* START *
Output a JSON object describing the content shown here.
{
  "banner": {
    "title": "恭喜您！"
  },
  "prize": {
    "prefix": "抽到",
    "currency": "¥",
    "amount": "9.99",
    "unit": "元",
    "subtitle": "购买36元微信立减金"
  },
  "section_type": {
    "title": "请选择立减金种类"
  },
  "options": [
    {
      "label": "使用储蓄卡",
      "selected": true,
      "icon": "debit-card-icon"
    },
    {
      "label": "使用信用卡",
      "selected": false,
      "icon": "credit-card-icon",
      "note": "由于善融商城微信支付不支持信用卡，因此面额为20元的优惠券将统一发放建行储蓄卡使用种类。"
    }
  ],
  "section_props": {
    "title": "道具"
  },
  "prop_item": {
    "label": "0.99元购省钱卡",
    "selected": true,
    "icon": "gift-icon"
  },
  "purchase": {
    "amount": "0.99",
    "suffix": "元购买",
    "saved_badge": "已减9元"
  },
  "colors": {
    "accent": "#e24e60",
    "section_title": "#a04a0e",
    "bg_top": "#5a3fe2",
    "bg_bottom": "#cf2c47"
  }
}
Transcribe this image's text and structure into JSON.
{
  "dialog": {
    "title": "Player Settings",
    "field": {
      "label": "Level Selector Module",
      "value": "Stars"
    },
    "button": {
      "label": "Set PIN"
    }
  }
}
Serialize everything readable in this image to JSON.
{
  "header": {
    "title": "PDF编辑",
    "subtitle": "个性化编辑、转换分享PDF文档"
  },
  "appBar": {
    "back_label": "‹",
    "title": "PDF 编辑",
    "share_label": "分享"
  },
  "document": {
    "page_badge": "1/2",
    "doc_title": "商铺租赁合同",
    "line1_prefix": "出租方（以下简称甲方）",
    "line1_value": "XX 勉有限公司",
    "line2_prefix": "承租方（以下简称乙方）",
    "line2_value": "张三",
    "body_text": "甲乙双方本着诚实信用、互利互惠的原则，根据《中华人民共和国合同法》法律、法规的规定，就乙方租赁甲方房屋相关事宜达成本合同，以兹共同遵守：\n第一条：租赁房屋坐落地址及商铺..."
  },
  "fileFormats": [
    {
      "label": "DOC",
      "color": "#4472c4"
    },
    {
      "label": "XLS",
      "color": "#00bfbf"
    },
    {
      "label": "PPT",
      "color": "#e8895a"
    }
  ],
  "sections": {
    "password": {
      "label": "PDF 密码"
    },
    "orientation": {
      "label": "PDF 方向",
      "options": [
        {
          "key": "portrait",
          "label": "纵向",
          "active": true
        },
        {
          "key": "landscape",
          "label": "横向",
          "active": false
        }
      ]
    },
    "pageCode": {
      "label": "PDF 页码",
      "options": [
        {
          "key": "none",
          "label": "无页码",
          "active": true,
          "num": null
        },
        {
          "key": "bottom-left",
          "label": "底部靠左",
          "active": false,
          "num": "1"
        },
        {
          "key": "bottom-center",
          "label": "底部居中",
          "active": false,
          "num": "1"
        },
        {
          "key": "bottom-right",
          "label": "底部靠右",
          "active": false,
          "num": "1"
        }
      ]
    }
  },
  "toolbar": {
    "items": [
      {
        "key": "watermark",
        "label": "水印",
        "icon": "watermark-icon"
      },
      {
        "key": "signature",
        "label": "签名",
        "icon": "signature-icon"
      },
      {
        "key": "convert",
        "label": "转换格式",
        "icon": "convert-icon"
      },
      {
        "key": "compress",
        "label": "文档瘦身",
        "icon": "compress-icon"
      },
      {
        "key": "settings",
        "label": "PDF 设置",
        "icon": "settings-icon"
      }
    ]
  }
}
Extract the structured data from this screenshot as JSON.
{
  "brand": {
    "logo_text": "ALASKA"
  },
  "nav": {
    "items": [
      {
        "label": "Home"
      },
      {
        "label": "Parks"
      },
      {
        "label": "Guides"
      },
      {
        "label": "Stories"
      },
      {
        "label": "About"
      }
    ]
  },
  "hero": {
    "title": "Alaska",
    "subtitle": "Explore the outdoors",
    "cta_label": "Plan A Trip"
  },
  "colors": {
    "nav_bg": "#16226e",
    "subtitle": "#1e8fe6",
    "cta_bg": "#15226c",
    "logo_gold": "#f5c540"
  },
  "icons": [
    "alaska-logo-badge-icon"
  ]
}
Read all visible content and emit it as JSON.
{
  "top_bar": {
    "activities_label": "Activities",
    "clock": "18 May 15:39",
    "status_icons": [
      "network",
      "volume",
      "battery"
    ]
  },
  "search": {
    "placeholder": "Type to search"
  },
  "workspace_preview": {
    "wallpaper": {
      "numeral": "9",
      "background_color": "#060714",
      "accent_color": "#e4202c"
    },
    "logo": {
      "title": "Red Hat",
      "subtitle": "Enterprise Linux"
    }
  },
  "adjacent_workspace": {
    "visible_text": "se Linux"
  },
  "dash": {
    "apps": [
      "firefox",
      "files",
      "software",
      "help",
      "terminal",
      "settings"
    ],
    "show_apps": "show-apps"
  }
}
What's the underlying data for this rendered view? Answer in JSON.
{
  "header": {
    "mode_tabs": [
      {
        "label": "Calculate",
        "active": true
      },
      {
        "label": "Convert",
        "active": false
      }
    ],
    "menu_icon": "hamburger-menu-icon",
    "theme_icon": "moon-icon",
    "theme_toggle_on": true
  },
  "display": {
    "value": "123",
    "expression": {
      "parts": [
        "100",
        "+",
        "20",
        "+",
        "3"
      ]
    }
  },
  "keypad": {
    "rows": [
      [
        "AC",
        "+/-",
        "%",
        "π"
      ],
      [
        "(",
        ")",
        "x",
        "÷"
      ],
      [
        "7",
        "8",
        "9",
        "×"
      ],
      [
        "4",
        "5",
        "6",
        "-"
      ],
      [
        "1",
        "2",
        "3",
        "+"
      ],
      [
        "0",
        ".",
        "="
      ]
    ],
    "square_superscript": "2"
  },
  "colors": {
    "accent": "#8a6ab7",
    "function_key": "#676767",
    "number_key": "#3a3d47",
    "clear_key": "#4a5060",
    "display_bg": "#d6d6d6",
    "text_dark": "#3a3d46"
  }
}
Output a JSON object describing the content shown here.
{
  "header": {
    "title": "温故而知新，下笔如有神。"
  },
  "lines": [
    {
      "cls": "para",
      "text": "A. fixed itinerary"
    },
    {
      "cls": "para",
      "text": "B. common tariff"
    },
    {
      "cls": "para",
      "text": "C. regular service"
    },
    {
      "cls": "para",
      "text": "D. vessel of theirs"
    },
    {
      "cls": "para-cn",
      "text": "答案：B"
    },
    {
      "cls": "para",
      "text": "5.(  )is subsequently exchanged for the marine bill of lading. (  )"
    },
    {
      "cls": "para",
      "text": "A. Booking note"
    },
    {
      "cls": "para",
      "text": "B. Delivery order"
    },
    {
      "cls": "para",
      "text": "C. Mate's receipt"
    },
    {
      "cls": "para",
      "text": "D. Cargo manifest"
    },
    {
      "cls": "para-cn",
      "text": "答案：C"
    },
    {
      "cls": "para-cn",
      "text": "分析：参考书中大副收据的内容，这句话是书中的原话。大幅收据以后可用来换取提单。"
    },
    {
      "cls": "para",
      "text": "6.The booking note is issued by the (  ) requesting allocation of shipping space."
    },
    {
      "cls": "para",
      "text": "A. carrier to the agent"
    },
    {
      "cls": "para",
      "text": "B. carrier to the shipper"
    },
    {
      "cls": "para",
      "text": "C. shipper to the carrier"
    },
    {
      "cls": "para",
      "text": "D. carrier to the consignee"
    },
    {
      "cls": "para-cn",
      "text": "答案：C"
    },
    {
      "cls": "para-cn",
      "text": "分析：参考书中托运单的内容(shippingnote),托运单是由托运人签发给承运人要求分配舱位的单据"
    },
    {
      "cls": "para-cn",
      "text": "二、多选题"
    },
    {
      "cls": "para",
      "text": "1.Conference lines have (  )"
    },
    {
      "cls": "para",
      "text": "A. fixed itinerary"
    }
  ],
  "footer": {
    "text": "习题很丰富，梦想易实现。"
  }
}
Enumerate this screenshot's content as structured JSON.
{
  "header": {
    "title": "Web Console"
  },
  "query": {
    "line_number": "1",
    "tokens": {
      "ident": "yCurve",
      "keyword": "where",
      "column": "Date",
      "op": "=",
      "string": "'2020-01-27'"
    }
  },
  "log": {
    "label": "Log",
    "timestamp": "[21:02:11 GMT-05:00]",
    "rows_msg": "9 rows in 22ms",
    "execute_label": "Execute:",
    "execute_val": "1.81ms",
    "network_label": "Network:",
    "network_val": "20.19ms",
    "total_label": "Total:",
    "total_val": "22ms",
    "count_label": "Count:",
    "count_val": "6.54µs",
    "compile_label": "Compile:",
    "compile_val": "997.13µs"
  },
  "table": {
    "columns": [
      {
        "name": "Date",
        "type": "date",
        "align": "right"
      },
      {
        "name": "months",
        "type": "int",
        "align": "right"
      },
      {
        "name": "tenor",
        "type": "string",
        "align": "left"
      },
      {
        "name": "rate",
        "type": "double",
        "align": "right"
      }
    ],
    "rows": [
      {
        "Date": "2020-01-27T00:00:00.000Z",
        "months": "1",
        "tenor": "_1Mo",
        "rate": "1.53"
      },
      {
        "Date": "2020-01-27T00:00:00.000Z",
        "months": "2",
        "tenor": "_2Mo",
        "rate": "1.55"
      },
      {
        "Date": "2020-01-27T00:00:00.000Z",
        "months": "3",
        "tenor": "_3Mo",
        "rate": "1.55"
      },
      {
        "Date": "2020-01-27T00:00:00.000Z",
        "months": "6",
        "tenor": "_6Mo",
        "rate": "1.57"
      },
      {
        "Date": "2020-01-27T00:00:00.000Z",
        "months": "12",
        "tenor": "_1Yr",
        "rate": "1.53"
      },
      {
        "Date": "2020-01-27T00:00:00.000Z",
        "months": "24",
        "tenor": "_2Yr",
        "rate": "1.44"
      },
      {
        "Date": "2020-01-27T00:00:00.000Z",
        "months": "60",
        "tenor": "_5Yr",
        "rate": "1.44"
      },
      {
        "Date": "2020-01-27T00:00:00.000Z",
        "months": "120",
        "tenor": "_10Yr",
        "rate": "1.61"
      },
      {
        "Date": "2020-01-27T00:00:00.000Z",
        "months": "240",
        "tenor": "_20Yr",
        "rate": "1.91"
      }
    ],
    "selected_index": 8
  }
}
* END *
REQUIREMENT →
Copy all lines from the listing that contain "image".

WRITTEN RESPONSE →
Transcribe this image's text and structure into JSON.
Serialize everything readable in this image to JSON.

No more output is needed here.